DATA SUPPLIED –
------------------------------------------------------------------------
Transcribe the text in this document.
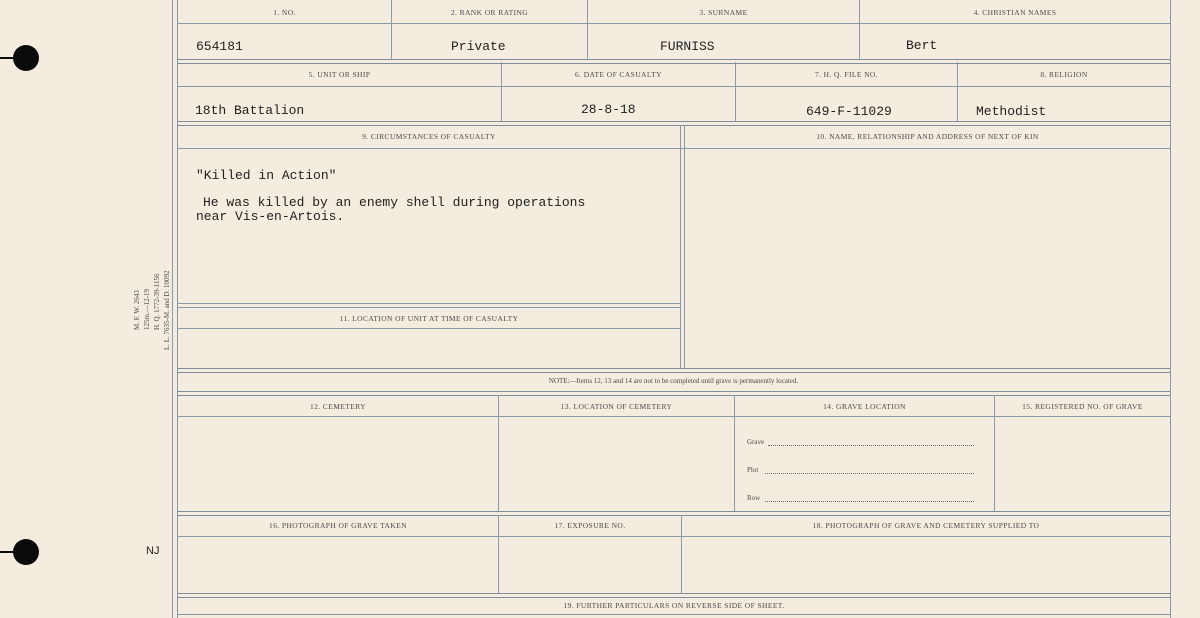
M. F. W. 2643 125m.—12-19 H. Q. 1772-39-1156 L. L. 7635-M. and D. 10092
NJ
1. NO.	2. RANK OR RATING	3. SURNAME	4. CHRISTIAN NAMES
654181	Private	FURNISS	Bert
5. UNIT OR SHIP	6. DATE OF CASUALTY	7. H. Q. FILE NO.	8. RELIGION
18th Battalion	28-8-18	649-F-11029	Methodist
9. CIRCUMSTANCES OF CASUALTY	10. NAME, RELATIONSHIP AND ADDRESS OF NEXT OF KIN
"Killed in Action"
He was killed by an enemy shell during operations
near Vis-en-Artois.
11. LOCATION OF UNIT AT TIME OF CASUALTY
NOTE:—Items 12, 13 and 14 are not to be completed until grave is permanently located.
12. CEMETERY	13. LOCATION OF CEMETERY	14. GRAVE LOCATION	15. REGISTERED NO. OF GRAVE
Grave
Plot
Row
16. PHOTOGRAPH OF GRAVE TAKEN	17. EXPOSURE NO.	18. PHOTOGRAPH OF GRAVE AND CEMETERY SUPPLIED TO
19. FURTHER PARTICULARS ON REVERSE SIDE OF SHEET.
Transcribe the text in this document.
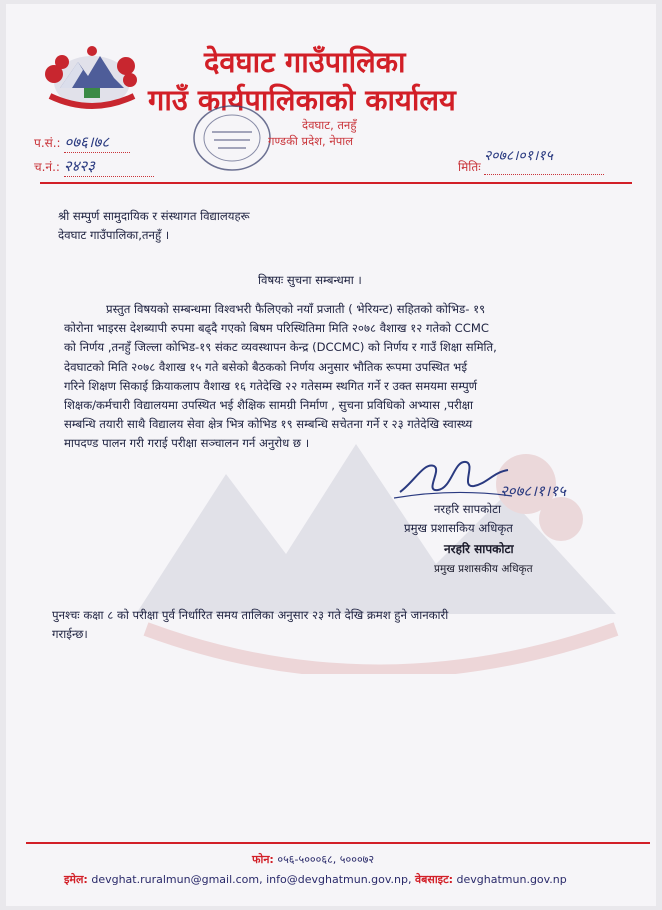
देवघाट गाउँपालिका
गाउँ कार्यपालिकाको कार्यालय
देवघाट, तनहुँ
गण्डकी प्रदेश, नेपाल
प.सं.: ०७६।७८
च.नं.: २४२३
२०७८।०१।१५
मितिः
श्री सम्पुर्ण सामुदायिक र संस्थागत विद्यालयहरू
देवघाट गाउँपालिका,तनहुँ ।
विषयः सुचना सम्बन्धमा ।
प्रस्तुत विषयको सम्बन्धमा विश्वभरी फैलिएको नयाँ प्रजाती ( भेरियन्ट) सहितको कोभिड- १९
कोरोना भाइरस देशब्यापी रुपमा बढ्दै गएको बिषम परिस्थितिमा मिति २०७८ वैशाख १२ गतेको CCMC
को निर्णय ,तनहुँ जिल्ला कोभिड-१९ संकट व्यवस्थापन केन्द्र (DCCMC) को निर्णय र गाउँ शिक्षा समिति,
देवघाटको मिति २०७८ वैशाख १५ गते बसेको बैठकको निर्णय अनुसार भौतिक रूपमा उपस्थित भई
गरिने शिक्षण सिकाई क्रियाकलाप वैशाख १६ गतेदेखि २२ गतेसम्म स्थगित गर्ने र उक्त समयमा सम्पुर्ण
शिक्षक/कर्मचारी विद्यालयमा उपस्थित भई शैक्षिक सामग्री निर्माण , सुचना प्रविधिको अभ्यास ,परीक्षा
सम्बन्धि तयारी साथै विद्यालय सेवा क्षेत्र भित्र कोभिड १९ सम्बन्धि सचेतना गर्ने र २३ गतेदेखि स्वास्थ्य
मापदण्ड पालन गरी गराई परीक्षा सञ्चालन गर्न अनुरोध छ ।
२०७८।१।१५
नरहरि सापकोटा
प्रमुख प्रशासकिय अधिकृत
नरहरि सापकोटा
प्रमुख प्रशासकीय अधिकृत
पुनश्चः कक्षा ८ को परीक्षा पुर्व निर्धारित समय तालिका अनुसार २३ गते देखि क्रमश हुने जानकारी
गराईन्छ।
फोन: ०५६-५०००६८, ५०००७२
इमेल: devghat.ruralmun@gmail.com, info@devghatmun.gov.np, वेबसाइट: devghatmun.gov.np
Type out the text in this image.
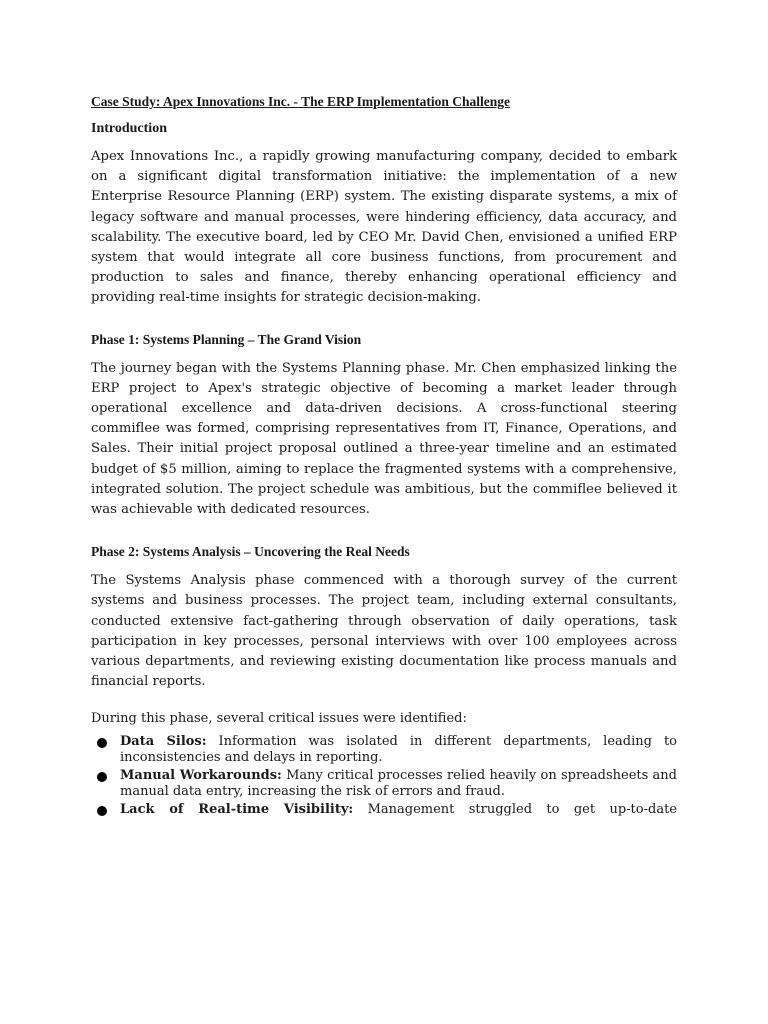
Case Study: Apex Innovations Inc. - The ERP Implementation Challenge
Introduction

Apex Innovations Inc., a rapidly growing manufacturing company, decided to embark on a significant digital transformation initiative: the implementation of a new Enterprise Resource Planning (ERP) system. The existing disparate systems, a mix of legacy software and manual processes, were hindering efficiency, data accuracy, and scalability. The executive board, led by CEO Mr. David Chen, envisioned a unified ERP system that would integrate all core business functions, from procurement and production to sales and finance, thereby enhancing operational efficiency and providing real-time insights for strategic decision-making.

Phase 1: Systems Planning – The Grand Vision

The journey began with the Systems Planning phase. Mr. Chen emphasized linking the ERP project to Apex's strategic objective of becoming a market leader through operational excellence and data-driven decisions. A cross-functional steering commiflee was formed, comprising representatives from IT, Finance, Operations, and Sales. Their initial project proposal outlined a three-year timeline and an estimated budget of $5 million, aiming to replace the fragmented systems with a comprehensive, integrated solution. The project schedule was ambitious, but the commiflee believed it was achievable with dedicated resources.

Phase 2: Systems Analysis – Uncovering the Real Needs

The Systems Analysis phase commenced with a thorough survey of the current systems and business processes. The project team, including external consultants, conducted extensive fact-gathering through observation of daily operations, task participation in key processes, personal interviews with over 100 employees across various departments, and reviewing existing documentation like process manuals and financial reports.

During this phase, several critical issues were identified:

Data Silos: Information was isolated in different departments, leading to inconsistencies and delays in reporting.
Manual Workarounds: Many critical processes relied heavily on spreadsheets and manual data entry, increasing the risk of errors and fraud.
Lack of Real-time Visibility: Management struggled to get up-to-date
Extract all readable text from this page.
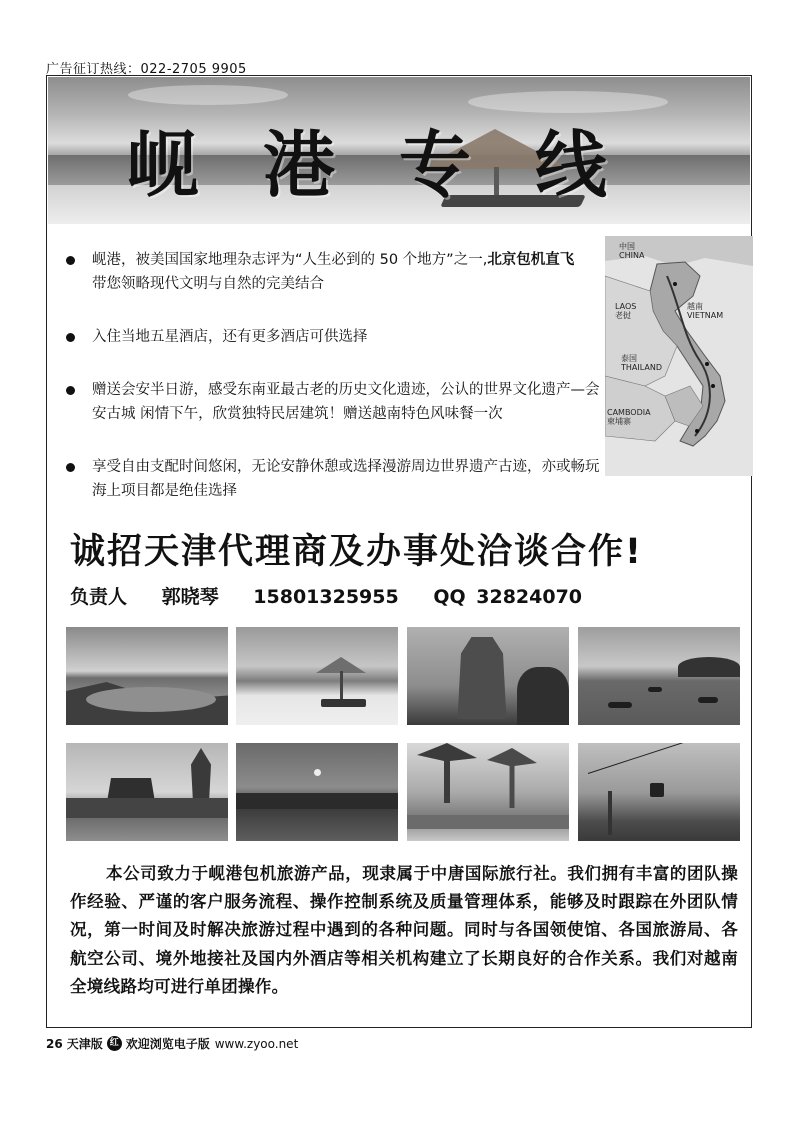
广告征订热线：022-2705 9905
岘港专线
岘港，被美国国家地理杂志评为“人生必到的 50 个地方”之一,北京包机直飞
带您领略现代文明与自然的完美结合
入住当地五星酒店，还有更多酒店可供选择
赠送会安半日游，感受东南亚最古老的历史文化遗迹，公认的世界文化遗产—会安古城 闲情下午，欣赏独特民居建筑！赠送越南特色风味餐一次
享受自由支配时间悠闲，无论安静休憩或选择漫游周边世界遗产古迹，亦或畅玩海上项目都是绝佳选择
中国
CHINA
LAOS
老挝
越南
VIETNAM
泰国
THAILAND
CAMBODIA
柬埔寨
诚招天津代理商及办事处洽谈合作!
负责人 郭晓琴 15801325955 QQ 32824070
本公司致力于岘港包机旅游产品，现隶属于中唐国际旅行社。我们拥有丰富的团队操作经验、严谨的客户服务流程、操作控制系统及质量管理体系，能够及时跟踪在外团队情况，第一时间及时解决旅游过程中遇到的各种问题。同时与各国领使馆、各国旅游局、各航空公司、境外地接社及国内外酒店等相关机构建立了长期良好的合作关系。我们对越南全境线路均可进行单团操作。
26 天津版 红 欢迎浏览电子版 www.zyoo.net
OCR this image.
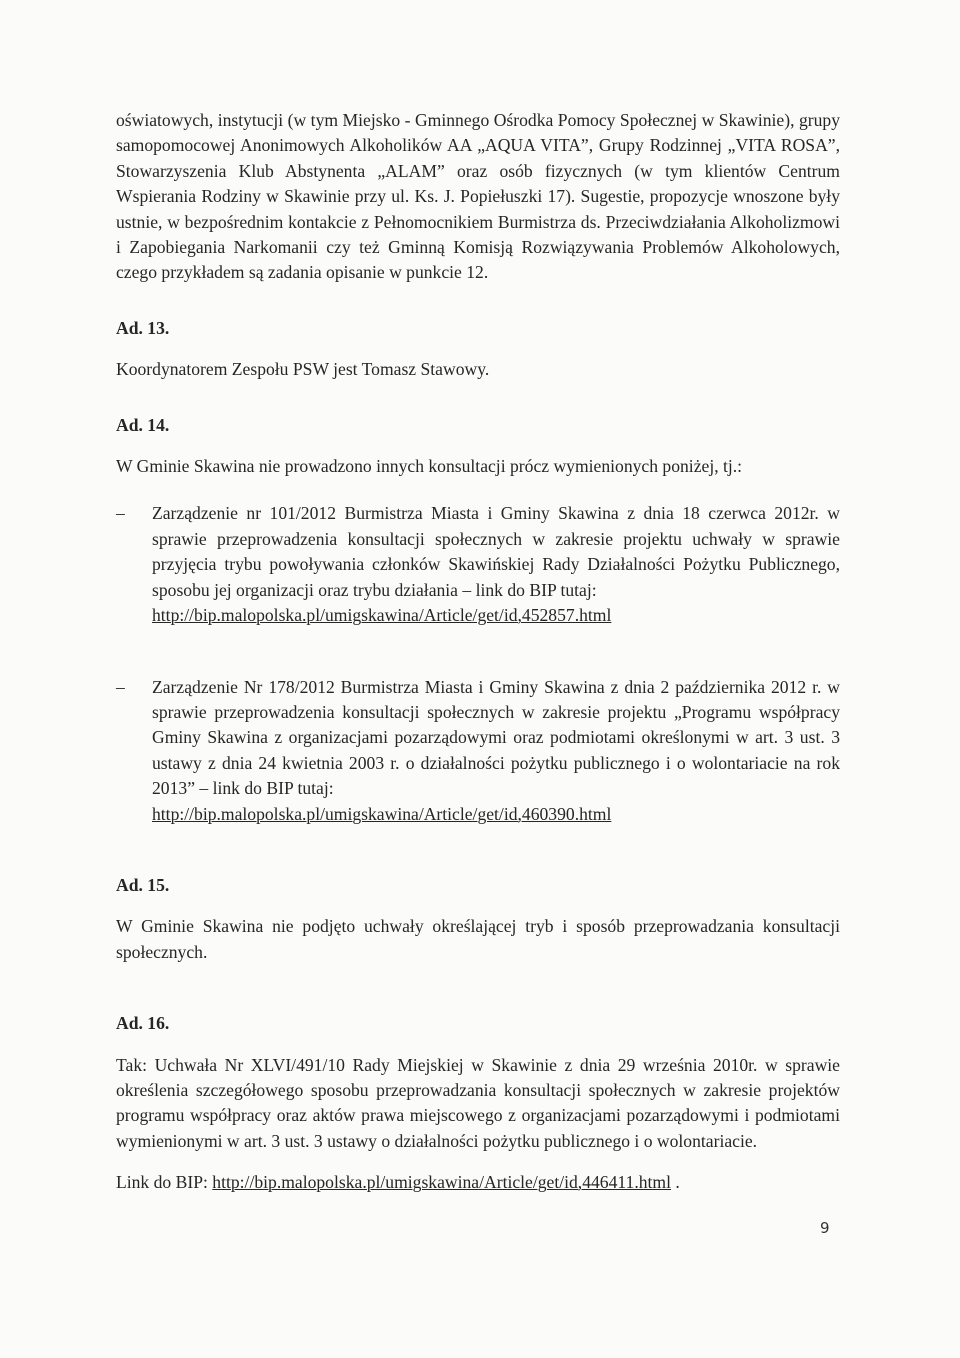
oświatowych, instytucji (w tym Miejsko - Gminnego Ośrodka Pomocy Społecznej w Skawinie), grupy samopomocowej Anonimowych Alkoholików AA „AQUA VITA”, Grupy Rodzinnej „VITA ROSA”, Stowarzyszenia Klub Abstynenta „ALAM” oraz osób fizycznych (w tym klientów Centrum Wspierania Rodziny w Skawinie przy ul. Ks. J. Popiełuszki 17). Sugestie, propozycje wnoszone były ustnie, w bezpośrednim kontakcie z Pełnomocnikiem Burmistrza ds. Przeciwdziałania Alkoholizmowi i Zapobiegania Narkomanii czy też Gminną Komisją Rozwiązywania Problemów Alkoholowych, czego przykładem są zadania opisanie w punkcie 12.

Ad. 13.

Koordynatorem Zespołu PSW jest Tomasz Stawowy.

Ad. 14.

W Gminie Skawina nie prowadzono innych konsultacji prócz wymienionych poniżej, tj.:

– Zarządzenie nr 101/2012 Burmistrza Miasta i Gminy Skawina z dnia 18 czerwca 2012r. w sprawie przeprowadzenia konsultacji społecznych w zakresie projektu uchwały w sprawie przyjęcia trybu powoływania członków Skawińskiej Rady Działalności Pożytku Publicznego, sposobu jej organizacji oraz trybu działania – link do BIP tutaj:
http://bip.malopolska.pl/umigskawina/Article/get/id,452857.html
– Zarządzenie Nr 178/2012 Burmistrza Miasta i Gminy Skawina z dnia 2 października 2012 r. w sprawie przeprowadzenia konsultacji społecznych w zakresie projektu „Programu współpracy Gminy Skawina z organizacjami pozarządowymi oraz podmiotami określonymi w art. 3 ust. 3 ustawy z dnia 24 kwietnia 2003 r. o działalności pożytku publicznego i o wolontariacie na rok 2013” – link do BIP tutaj:
http://bip.malopolska.pl/umigskawina/Article/get/id,460390.html

Ad. 15.

W Gminie Skawina nie podjęto uchwały określającej tryb i sposób przeprowadzania konsultacji społecznych.

Ad. 16.

Tak: Uchwała Nr XLVI/491/10 Rady Miejskiej w Skawinie z dnia 29 września 2010r. w sprawie określenia szczegółowego sposobu przeprowadzania konsultacji społecznych w zakresie projektów programu współpracy oraz aktów prawa miejscowego z organizacjami pozarządowymi i podmiotami wymienionymi w art. 3 ust. 3 ustawy o działalności pożytku publicznego i o wolontariacie.

Link do BIP: http://bip.malopolska.pl/umigskawina/Article/get/id,446411.html .

9
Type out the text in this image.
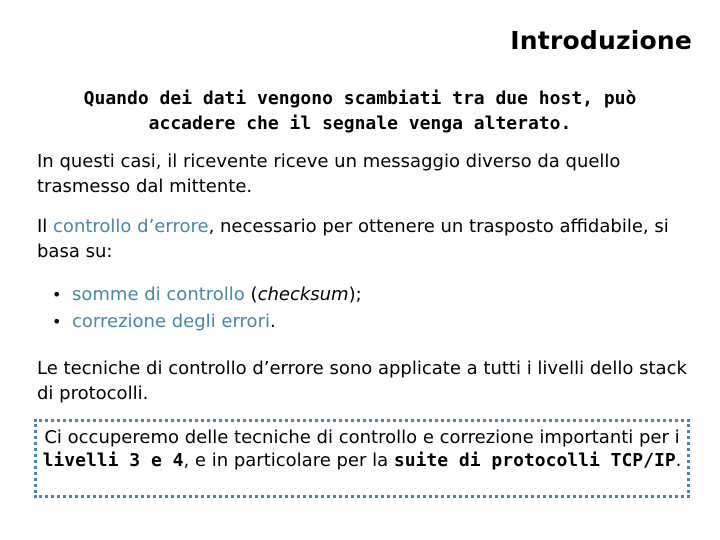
Introduzione
Quando dei dati vengono scambiati tra due host, può accadere che il segnale venga alterato.
In questi casi, il ricevente riceve un messaggio diverso da quello trasmesso dal mittente.
Il controllo d’errore, necessario per ottenere un trasposto affidabile, si basa su:
• somme di controllo (checksum);
• correzione degli errori.
Le tecniche di controllo d’errore sono applicate a tutti i livelli dello stack di protocolli.
Ci occuperemo delle tecniche di controllo e correzione importanti per i livelli 3 e 4, e in particolare per la suite di protocolli TCP/IP.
------------------------------------------------------------------------
WHAT YOU WILL DO –
Pull every line holding "critical" out of the records.

COMPLETED TASK –
During this phase, several critical issues were identified:
Manual Workarounds: Many critical processes relied heavily on spreadsheets and manual data entry, increasing the risk of errors and fraud.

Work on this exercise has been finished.